■ **Material supplied**
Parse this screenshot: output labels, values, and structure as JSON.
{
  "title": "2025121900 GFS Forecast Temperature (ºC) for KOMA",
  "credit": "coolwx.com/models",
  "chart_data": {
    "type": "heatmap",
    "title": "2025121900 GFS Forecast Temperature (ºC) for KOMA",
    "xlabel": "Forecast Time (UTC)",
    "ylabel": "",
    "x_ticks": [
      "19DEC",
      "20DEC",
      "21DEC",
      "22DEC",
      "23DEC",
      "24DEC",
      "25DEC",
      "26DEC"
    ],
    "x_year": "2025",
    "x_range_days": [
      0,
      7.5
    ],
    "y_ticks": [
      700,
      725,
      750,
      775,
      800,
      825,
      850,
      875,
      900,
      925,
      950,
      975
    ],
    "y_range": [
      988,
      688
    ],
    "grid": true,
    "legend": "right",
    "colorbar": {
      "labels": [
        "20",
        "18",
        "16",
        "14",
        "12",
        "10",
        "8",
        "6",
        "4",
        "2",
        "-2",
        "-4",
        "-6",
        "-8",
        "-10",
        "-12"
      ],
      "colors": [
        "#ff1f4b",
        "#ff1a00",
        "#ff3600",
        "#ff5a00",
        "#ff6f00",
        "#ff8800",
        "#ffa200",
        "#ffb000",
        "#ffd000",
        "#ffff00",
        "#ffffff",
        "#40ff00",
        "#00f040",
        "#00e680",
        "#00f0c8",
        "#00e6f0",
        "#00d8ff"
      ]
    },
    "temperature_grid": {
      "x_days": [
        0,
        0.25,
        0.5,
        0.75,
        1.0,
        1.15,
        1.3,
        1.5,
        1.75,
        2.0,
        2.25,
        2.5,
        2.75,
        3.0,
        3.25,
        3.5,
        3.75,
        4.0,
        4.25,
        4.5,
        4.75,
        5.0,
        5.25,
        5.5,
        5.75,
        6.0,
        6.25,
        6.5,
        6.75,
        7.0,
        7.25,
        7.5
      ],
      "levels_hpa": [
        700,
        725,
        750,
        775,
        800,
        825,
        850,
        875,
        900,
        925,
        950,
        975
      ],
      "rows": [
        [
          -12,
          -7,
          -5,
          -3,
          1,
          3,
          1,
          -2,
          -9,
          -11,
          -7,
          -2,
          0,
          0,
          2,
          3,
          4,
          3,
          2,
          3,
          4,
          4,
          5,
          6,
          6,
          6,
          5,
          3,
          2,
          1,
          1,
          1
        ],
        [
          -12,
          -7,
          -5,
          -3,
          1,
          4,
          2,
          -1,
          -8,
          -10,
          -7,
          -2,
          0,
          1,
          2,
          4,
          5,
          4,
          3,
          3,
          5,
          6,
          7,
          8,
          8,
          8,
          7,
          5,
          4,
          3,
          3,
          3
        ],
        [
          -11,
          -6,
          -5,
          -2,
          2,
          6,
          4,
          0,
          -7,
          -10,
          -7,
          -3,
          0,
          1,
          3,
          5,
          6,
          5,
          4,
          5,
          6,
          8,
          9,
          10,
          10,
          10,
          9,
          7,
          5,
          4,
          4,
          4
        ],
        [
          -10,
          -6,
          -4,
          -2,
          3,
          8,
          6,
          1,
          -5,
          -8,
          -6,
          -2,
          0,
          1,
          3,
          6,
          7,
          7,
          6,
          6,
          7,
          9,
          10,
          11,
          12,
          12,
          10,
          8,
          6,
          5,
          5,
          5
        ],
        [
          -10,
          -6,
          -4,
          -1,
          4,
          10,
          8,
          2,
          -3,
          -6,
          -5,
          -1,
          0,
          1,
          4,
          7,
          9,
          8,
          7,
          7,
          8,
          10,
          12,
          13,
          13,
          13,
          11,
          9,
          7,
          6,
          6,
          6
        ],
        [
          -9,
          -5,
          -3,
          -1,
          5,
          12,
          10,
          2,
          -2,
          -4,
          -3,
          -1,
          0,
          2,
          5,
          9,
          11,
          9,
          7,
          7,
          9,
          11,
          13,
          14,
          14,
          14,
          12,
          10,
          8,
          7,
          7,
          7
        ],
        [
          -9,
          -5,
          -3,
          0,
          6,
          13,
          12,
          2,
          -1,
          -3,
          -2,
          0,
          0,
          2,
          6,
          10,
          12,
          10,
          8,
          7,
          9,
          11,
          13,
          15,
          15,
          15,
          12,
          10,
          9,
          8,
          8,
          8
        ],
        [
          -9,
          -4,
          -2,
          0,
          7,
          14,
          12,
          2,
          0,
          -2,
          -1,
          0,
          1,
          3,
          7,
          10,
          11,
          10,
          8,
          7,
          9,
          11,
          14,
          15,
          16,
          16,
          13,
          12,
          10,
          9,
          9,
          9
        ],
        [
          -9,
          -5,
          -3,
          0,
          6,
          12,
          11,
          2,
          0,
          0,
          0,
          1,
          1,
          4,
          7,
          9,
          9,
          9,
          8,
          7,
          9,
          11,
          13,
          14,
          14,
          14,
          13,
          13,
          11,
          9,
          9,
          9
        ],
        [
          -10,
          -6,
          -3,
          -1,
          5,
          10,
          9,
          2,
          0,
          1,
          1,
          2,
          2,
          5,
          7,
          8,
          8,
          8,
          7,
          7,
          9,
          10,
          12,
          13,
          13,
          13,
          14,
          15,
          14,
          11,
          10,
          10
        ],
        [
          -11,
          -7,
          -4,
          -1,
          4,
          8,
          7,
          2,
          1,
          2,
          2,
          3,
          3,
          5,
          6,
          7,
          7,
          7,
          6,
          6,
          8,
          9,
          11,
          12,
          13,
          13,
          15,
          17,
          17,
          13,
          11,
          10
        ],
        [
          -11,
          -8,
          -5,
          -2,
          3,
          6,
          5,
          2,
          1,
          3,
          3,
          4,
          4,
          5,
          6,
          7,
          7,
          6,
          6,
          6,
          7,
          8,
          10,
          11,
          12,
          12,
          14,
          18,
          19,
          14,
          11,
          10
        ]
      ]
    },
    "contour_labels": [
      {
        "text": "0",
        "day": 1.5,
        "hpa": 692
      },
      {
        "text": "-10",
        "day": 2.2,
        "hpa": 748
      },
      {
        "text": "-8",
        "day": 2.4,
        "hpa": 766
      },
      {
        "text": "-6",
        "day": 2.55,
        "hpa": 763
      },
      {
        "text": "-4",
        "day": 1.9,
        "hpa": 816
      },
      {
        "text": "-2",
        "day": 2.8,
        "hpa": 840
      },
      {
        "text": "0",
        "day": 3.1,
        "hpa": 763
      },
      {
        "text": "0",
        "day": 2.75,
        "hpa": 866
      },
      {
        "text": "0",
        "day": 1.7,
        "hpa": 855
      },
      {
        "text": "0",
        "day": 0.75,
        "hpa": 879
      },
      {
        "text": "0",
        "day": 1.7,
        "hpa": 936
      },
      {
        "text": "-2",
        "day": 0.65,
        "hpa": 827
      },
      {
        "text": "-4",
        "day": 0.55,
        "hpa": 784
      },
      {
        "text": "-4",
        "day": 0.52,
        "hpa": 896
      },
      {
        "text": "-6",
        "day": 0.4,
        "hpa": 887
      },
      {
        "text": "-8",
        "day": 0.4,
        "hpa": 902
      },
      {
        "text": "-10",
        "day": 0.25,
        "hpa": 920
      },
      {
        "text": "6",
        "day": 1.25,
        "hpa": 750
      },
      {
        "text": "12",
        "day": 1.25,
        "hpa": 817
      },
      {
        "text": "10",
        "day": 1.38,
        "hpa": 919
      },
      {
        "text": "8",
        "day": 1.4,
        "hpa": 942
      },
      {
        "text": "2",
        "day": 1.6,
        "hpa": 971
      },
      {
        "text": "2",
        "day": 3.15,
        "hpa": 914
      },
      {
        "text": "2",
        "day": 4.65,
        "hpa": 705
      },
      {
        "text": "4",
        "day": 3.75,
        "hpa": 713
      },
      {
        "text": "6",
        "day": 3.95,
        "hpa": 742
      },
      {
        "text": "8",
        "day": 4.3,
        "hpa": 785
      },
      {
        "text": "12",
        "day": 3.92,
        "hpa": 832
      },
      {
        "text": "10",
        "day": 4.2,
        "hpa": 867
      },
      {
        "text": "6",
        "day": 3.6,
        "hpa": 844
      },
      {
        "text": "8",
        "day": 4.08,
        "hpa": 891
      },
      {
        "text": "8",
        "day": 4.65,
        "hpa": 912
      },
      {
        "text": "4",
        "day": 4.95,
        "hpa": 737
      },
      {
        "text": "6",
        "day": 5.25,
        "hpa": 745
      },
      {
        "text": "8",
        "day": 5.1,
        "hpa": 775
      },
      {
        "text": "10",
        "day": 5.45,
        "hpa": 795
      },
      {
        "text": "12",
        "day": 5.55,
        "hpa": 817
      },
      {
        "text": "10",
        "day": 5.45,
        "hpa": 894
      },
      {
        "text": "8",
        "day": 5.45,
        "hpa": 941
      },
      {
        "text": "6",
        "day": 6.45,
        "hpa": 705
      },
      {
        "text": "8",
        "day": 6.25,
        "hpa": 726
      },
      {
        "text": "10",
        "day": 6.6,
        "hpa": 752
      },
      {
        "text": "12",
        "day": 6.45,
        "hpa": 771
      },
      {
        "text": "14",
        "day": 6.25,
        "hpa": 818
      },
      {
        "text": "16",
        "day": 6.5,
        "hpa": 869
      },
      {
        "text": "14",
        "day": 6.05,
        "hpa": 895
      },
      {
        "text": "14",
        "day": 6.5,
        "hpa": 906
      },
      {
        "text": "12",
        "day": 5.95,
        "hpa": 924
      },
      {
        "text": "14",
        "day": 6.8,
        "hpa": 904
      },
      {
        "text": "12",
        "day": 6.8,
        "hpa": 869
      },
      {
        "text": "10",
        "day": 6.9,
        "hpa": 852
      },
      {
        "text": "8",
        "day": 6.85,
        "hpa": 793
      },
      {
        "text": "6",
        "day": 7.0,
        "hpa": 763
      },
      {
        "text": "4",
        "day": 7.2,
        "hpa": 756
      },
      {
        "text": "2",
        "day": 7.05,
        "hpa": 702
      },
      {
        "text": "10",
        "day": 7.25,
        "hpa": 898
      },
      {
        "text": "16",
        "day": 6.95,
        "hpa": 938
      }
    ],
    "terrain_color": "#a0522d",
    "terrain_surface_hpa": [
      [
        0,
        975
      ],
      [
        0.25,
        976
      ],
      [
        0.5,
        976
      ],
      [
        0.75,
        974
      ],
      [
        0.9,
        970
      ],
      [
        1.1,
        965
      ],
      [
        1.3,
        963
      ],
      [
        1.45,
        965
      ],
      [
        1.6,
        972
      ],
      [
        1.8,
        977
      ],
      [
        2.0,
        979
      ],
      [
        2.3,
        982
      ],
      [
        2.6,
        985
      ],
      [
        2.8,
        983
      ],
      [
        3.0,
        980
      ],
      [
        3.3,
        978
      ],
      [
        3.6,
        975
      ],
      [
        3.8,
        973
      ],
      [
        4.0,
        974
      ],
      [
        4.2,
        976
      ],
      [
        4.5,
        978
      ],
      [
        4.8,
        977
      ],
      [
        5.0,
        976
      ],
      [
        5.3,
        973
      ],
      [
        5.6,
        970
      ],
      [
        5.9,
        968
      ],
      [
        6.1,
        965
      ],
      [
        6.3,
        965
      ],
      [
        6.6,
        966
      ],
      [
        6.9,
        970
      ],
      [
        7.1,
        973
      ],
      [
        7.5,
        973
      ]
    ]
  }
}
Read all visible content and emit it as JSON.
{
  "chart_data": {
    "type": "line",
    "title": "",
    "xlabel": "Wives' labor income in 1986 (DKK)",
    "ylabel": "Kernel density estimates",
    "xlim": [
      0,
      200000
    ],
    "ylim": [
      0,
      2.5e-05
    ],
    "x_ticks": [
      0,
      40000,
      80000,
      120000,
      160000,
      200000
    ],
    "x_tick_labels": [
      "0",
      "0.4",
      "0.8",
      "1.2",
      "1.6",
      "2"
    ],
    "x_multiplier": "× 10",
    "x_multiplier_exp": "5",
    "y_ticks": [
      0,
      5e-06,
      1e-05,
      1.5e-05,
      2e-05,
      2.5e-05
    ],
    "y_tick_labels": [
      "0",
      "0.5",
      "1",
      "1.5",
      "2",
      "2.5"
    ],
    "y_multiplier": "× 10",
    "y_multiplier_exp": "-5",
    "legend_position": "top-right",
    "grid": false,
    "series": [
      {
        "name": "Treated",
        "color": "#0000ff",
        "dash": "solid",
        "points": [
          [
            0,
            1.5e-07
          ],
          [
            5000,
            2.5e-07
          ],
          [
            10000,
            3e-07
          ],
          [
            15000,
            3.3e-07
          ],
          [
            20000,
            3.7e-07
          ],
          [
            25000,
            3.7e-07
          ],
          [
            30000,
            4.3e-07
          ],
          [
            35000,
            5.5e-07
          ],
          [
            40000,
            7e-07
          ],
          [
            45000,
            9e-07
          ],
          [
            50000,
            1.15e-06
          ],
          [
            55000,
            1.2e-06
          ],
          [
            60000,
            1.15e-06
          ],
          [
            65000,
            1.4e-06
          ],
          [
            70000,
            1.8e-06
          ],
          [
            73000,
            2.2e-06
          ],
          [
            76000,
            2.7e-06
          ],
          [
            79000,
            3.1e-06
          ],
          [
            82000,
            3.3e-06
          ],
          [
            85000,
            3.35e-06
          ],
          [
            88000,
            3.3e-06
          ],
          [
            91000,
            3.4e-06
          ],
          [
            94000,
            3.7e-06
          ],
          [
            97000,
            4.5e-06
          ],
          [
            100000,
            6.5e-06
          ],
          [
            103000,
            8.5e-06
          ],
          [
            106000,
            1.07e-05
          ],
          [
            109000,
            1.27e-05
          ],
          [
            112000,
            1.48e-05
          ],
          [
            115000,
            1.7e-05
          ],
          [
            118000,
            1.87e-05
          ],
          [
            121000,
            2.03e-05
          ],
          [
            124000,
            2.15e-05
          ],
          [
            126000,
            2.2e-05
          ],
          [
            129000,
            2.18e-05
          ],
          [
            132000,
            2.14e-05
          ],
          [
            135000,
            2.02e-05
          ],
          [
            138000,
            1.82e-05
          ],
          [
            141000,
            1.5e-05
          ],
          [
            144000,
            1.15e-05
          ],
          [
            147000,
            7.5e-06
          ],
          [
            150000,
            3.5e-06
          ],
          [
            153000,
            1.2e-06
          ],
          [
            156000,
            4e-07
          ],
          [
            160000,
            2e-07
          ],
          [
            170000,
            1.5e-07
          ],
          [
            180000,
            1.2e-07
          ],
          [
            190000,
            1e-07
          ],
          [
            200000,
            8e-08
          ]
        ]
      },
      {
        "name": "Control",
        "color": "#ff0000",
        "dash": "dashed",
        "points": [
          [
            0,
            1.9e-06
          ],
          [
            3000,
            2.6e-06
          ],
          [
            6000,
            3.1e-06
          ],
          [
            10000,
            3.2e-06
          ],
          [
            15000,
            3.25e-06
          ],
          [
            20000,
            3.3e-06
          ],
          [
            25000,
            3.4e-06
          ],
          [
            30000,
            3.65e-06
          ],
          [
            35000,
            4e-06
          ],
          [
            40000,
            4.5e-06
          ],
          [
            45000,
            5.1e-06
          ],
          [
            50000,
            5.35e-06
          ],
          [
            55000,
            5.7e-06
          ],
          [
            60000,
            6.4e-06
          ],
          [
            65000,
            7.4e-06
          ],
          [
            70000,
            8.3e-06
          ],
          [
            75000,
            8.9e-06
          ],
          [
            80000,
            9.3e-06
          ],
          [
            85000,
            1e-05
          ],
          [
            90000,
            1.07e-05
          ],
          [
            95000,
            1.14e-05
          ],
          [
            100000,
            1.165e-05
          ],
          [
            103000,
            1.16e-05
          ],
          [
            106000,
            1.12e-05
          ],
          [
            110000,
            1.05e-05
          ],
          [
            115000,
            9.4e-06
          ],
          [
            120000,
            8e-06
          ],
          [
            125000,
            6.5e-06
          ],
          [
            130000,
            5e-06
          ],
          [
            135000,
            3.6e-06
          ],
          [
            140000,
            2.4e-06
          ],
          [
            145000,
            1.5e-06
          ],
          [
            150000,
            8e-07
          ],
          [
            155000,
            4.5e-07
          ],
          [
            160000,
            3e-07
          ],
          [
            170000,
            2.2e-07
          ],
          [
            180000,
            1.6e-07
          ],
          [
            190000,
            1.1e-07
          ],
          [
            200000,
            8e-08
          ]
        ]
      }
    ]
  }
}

■ **Given instruction**
Above are the records. Identify each line that contains the word "Forecast".

■ **Solution to the exercise**
  "title": "2025121900 GFS Forecast Temperature (ºC) for KOMA",
    "title": "2025121900 GFS Forecast Temperature (ºC) for KOMA",
    "xlabel": "Forecast Time (UTC)",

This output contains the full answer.